** Begin **

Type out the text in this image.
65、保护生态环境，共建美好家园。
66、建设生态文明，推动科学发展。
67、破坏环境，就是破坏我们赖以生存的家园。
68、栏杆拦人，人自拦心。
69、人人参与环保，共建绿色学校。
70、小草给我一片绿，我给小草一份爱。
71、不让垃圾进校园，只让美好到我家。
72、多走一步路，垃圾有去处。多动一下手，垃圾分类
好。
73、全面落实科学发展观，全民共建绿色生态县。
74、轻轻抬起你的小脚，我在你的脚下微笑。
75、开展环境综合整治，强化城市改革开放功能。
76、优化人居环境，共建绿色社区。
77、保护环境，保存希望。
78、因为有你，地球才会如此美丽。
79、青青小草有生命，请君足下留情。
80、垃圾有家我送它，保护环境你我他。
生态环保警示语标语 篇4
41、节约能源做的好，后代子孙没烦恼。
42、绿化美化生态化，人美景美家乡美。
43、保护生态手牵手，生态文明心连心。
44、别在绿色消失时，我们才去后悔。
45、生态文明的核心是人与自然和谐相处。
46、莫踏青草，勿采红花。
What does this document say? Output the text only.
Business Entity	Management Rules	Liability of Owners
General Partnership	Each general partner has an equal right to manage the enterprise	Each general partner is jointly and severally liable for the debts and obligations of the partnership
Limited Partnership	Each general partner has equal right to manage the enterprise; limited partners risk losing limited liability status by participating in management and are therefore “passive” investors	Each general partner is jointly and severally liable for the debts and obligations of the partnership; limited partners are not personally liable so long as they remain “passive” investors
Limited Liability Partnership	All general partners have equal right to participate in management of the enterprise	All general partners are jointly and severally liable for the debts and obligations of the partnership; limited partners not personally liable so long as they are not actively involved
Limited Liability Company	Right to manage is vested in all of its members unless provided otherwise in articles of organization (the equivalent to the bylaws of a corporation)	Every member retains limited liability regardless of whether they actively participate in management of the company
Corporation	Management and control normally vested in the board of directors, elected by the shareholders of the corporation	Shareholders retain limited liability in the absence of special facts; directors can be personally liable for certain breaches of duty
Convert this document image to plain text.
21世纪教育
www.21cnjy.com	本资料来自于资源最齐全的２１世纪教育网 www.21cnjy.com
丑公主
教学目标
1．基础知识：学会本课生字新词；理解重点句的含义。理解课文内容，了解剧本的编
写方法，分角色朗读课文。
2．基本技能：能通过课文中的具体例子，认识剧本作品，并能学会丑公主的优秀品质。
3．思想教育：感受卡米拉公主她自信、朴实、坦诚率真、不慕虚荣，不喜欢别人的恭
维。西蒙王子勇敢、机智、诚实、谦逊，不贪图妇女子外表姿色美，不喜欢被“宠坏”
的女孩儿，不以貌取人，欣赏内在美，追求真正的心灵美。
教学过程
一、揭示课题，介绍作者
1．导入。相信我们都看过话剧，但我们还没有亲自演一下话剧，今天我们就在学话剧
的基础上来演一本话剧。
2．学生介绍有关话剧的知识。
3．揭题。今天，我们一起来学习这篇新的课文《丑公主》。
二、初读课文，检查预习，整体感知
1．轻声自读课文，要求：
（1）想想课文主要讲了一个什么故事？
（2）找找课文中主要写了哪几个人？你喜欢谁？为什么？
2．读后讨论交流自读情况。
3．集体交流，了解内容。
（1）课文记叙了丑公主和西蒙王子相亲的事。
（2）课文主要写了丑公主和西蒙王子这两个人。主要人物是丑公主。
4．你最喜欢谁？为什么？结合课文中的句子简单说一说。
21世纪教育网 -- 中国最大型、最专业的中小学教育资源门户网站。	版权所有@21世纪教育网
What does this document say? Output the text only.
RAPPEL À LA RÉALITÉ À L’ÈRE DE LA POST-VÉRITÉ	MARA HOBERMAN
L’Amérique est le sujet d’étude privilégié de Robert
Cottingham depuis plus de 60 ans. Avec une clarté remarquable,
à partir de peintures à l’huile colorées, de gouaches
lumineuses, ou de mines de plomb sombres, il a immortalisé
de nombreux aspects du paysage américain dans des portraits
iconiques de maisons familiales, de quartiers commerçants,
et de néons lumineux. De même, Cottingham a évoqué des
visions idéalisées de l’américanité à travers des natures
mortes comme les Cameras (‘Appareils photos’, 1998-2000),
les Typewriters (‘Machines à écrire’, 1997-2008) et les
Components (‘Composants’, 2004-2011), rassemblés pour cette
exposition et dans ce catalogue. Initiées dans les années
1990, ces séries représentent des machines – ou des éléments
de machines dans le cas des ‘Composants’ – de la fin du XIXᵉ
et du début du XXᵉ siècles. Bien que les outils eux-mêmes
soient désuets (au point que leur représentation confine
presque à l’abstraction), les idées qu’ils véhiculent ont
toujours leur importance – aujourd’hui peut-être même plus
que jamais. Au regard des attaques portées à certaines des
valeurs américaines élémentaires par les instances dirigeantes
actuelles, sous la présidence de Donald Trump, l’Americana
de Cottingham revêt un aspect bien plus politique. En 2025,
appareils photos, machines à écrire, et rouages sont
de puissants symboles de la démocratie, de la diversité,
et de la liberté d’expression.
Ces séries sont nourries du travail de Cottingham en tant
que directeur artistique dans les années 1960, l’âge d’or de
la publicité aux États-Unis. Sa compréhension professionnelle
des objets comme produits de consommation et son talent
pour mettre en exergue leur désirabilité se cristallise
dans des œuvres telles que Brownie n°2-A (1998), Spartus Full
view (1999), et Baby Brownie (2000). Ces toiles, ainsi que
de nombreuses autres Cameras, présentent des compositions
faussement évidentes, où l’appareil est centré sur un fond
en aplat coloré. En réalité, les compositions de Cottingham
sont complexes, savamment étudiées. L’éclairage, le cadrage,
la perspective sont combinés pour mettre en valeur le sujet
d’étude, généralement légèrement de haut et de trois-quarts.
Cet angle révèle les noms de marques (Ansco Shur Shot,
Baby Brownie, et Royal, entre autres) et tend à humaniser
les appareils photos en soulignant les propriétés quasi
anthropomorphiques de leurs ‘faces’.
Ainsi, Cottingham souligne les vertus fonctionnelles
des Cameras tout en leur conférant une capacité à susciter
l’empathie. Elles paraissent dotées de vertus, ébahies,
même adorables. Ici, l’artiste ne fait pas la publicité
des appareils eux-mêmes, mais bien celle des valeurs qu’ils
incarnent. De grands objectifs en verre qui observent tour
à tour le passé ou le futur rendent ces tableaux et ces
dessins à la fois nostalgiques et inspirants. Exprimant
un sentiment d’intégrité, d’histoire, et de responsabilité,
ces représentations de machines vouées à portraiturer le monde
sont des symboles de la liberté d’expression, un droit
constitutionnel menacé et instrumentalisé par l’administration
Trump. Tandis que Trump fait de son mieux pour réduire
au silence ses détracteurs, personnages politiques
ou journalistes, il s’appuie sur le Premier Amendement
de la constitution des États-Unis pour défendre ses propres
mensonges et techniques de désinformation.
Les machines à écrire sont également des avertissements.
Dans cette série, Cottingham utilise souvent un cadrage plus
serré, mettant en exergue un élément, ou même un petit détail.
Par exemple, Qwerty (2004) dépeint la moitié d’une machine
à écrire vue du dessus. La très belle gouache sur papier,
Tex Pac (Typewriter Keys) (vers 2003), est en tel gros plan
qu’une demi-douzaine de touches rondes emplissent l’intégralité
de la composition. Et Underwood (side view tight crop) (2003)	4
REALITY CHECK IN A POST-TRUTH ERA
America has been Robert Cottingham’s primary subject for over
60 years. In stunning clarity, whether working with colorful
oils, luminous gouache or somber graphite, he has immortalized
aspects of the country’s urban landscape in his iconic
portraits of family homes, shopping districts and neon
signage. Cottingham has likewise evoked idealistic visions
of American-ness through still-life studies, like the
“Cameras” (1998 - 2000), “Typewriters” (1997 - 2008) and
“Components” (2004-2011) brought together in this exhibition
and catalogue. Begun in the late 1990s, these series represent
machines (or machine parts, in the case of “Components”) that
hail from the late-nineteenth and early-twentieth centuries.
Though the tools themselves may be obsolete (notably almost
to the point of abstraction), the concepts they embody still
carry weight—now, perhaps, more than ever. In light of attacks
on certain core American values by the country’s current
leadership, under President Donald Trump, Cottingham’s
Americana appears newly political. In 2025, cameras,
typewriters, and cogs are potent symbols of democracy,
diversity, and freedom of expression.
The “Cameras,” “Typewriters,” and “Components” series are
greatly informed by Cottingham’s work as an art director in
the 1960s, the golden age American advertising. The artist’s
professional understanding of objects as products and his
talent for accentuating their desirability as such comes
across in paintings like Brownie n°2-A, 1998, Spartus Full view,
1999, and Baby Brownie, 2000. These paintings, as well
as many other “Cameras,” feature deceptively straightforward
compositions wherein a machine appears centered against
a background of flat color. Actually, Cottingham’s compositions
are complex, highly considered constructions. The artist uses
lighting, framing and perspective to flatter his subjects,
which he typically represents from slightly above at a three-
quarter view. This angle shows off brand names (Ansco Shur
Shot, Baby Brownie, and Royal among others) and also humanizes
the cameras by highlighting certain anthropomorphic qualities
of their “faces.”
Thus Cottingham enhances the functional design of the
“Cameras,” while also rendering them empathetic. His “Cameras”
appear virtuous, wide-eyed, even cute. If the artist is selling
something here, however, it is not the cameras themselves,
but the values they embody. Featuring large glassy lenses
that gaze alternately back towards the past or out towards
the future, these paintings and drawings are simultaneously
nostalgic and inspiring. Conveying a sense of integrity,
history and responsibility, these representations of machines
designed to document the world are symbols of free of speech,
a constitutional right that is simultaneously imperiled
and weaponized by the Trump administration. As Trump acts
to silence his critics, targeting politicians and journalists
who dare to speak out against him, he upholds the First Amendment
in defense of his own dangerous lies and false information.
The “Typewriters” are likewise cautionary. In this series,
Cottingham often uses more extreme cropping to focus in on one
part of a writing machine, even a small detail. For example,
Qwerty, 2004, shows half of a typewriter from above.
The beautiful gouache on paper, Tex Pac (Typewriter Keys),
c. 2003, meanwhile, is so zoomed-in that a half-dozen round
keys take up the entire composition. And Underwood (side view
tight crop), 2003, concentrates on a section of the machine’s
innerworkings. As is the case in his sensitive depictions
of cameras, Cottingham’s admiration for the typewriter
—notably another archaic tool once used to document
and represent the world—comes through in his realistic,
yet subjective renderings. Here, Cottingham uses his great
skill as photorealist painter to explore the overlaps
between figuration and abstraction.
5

** End **

REQUIREMENT: Report only how many lines in the records contain the word "series".

FULL SOLUTION: 3